> **AIM**
Reproduce the listing below in full and without alteration, apart from its pictures.

> **LISTING**
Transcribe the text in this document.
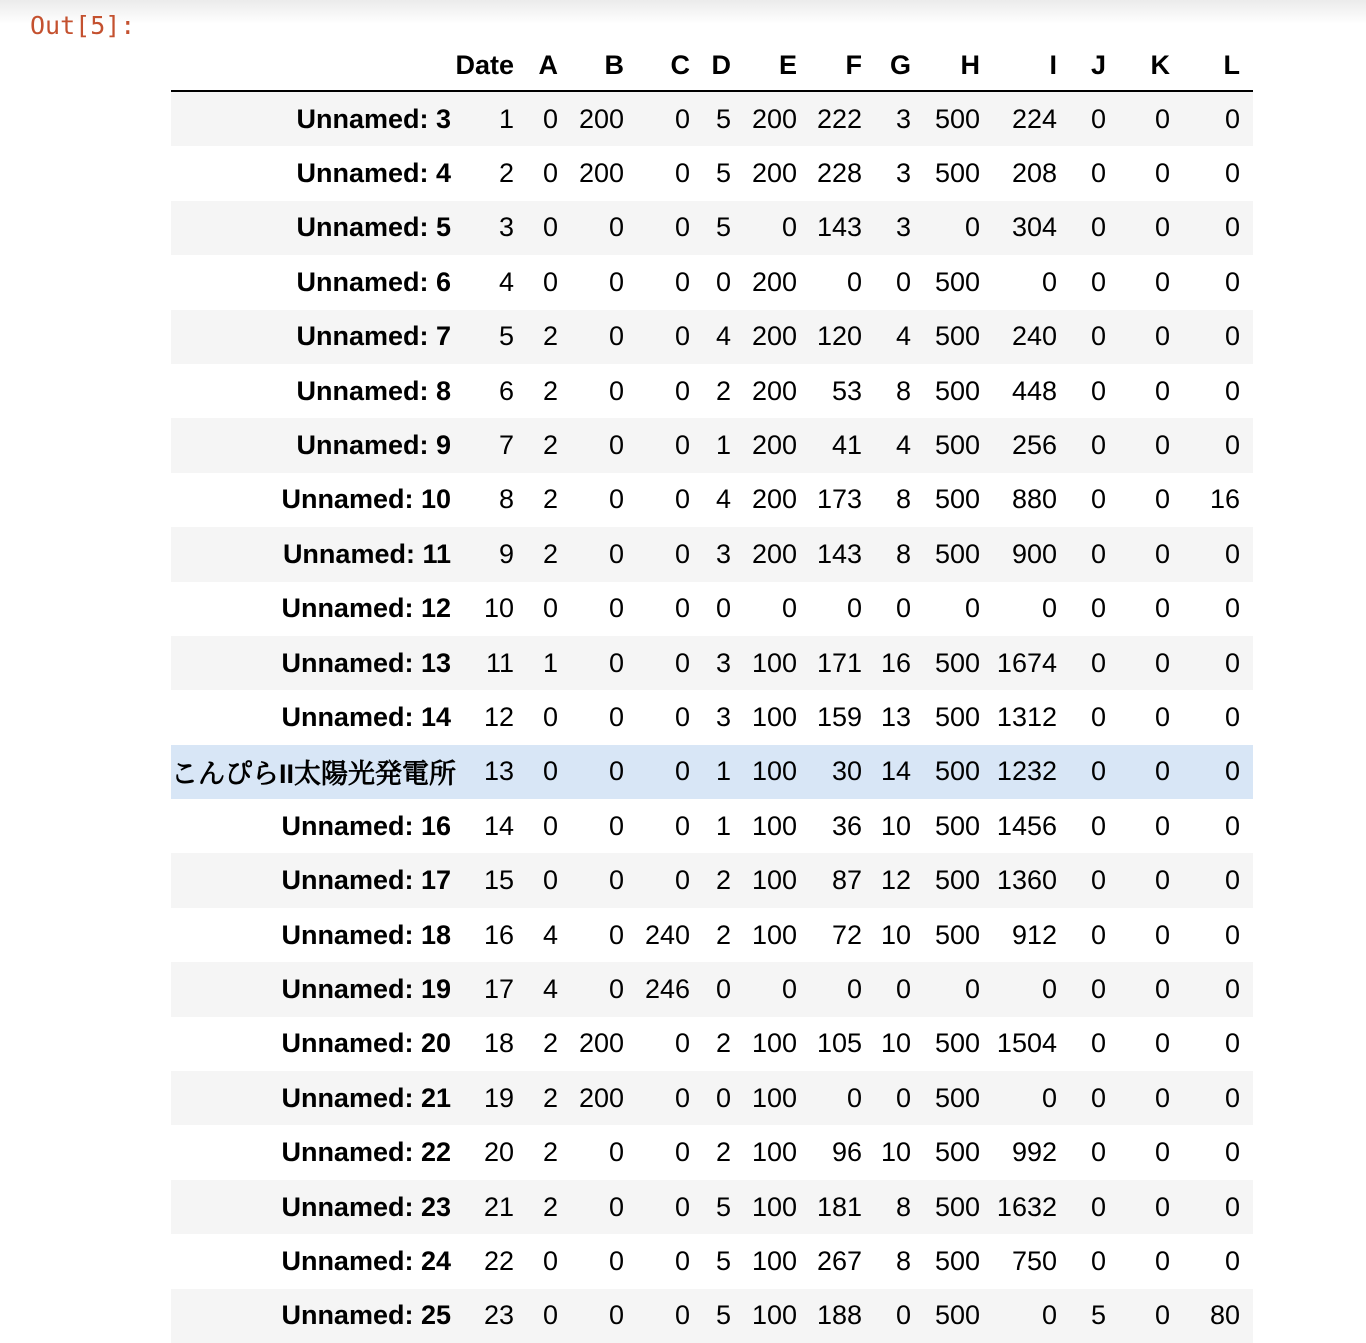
Out[5]:
	Date	A	B	C	D	E	F	G	H	I	J	K	L
Unnamed: 3	1	0	200	0	5	200	222	3	500	224	0	0	0
Unnamed: 4	2	0	200	0	5	200	228	3	500	208	0	0	0
Unnamed: 5	3	0	0	0	5	0	143	3	0	304	0	0	0
Unnamed: 6	4	0	0	0	0	200	0	0	500	0	0	0	0
Unnamed: 7	5	2	0	0	4	200	120	4	500	240	0	0	0
Unnamed: 8	6	2	0	0	2	200	53	8	500	448	0	0	0
Unnamed: 9	7	2	0	0	1	200	41	4	500	256	0	0	0
Unnamed: 10	8	2	0	0	4	200	173	8	500	880	0	0	16
Unnamed: 11	9	2	0	0	3	200	143	8	500	900	0	0	0
Unnamed: 12	10	0	0	0	0	0	0	0	0	0	0	0	0
Unnamed: 13	11	1	0	0	3	100	171	16	500	1674	0	0	0
Unnamed: 14	12	0	0	0	3	100	159	13	500	1312	0	0	0
こんぴらII太陽光発電所	13	0	0	0	1	100	30	14	500	1232	0	0	0
Unnamed: 16	14	0	0	0	1	100	36	10	500	1456	0	0	0
Unnamed: 17	15	0	0	0	2	100	87	12	500	1360	0	0	0
Unnamed: 18	16	4	0	240	2	100	72	10	500	912	0	0	0
Unnamed: 19	17	4	0	246	0	0	0	0	0	0	0	0	0
Unnamed: 20	18	2	200	0	2	100	105	10	500	1504	0	0	0
Unnamed: 21	19	2	200	0	0	100	0	0	500	0	0	0	0
Unnamed: 22	20	2	0	0	2	100	96	10	500	992	0	0	0
Unnamed: 23	21	2	0	0	5	100	181	8	500	1632	0	0	0
Unnamed: 24	22	0	0	0	5	100	267	8	500	750	0	0	0
Unnamed: 25	23	0	0	0	5	100	188	0	500	0	5	0	80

> **RESPONSE FOR THIS EXERCISE**
Transcribe the text in this document.
Out[5]:
	Date	A	B	C	D	E	F	G	H	I	J	K	L
Unnamed: 3	1	0	200	0	5	200	222	3	500	224	0	0	0
Unnamed: 4	2	0	200	0	5	200	228	3	500	208	0	0	0
Unnamed: 5	3	0	0	0	5	0	143	3	0	304	0	0	0
Unnamed: 6	4	0	0	0	0	200	0	0	500	0	0	0	0
Unnamed: 7	5	2	0	0	4	200	120	4	500	240	0	0	0
Unnamed: 8	6	2	0	0	2	200	53	8	500	448	0	0	0
Unnamed: 9	7	2	0	0	1	200	41	4	500	256	0	0	0
Unnamed: 10	8	2	0	0	4	200	173	8	500	880	0	0	16
Unnamed: 11	9	2	0	0	3	200	143	8	500	900	0	0	0
Unnamed: 12	10	0	0	0	0	0	0	0	0	0	0	0	0
Unnamed: 13	11	1	0	0	3	100	171	16	500	1674	0	0	0
Unnamed: 14	12	0	0	0	3	100	159	13	500	1312	0	0	0
こんぴらII太陽光発電所	13	0	0	0	1	100	30	14	500	1232	0	0	0
Unnamed: 16	14	0	0	0	1	100	36	10	500	1456	0	0	0
Unnamed: 17	15	0	0	0	2	100	87	12	500	1360	0	0	0
Unnamed: 18	16	4	0	240	2	100	72	10	500	912	0	0	0
Unnamed: 19	17	4	0	246	0	0	0	0	0	0	0	0	0
Unnamed: 20	18	2	200	0	2	100	105	10	500	1504	0	0	0
Unnamed: 21	19	2	200	0	0	100	0	0	500	0	0	0	0
Unnamed: 22	20	2	0	0	2	100	96	10	500	992	0	0	0
Unnamed: 23	21	2	0	0	5	100	181	8	500	1632	0	0	0
Unnamed: 24	22	0	0	0	5	100	267	8	500	750	0	0	0
Unnamed: 25	23	0	0	0	5	100	188	0	500	0	5	0	80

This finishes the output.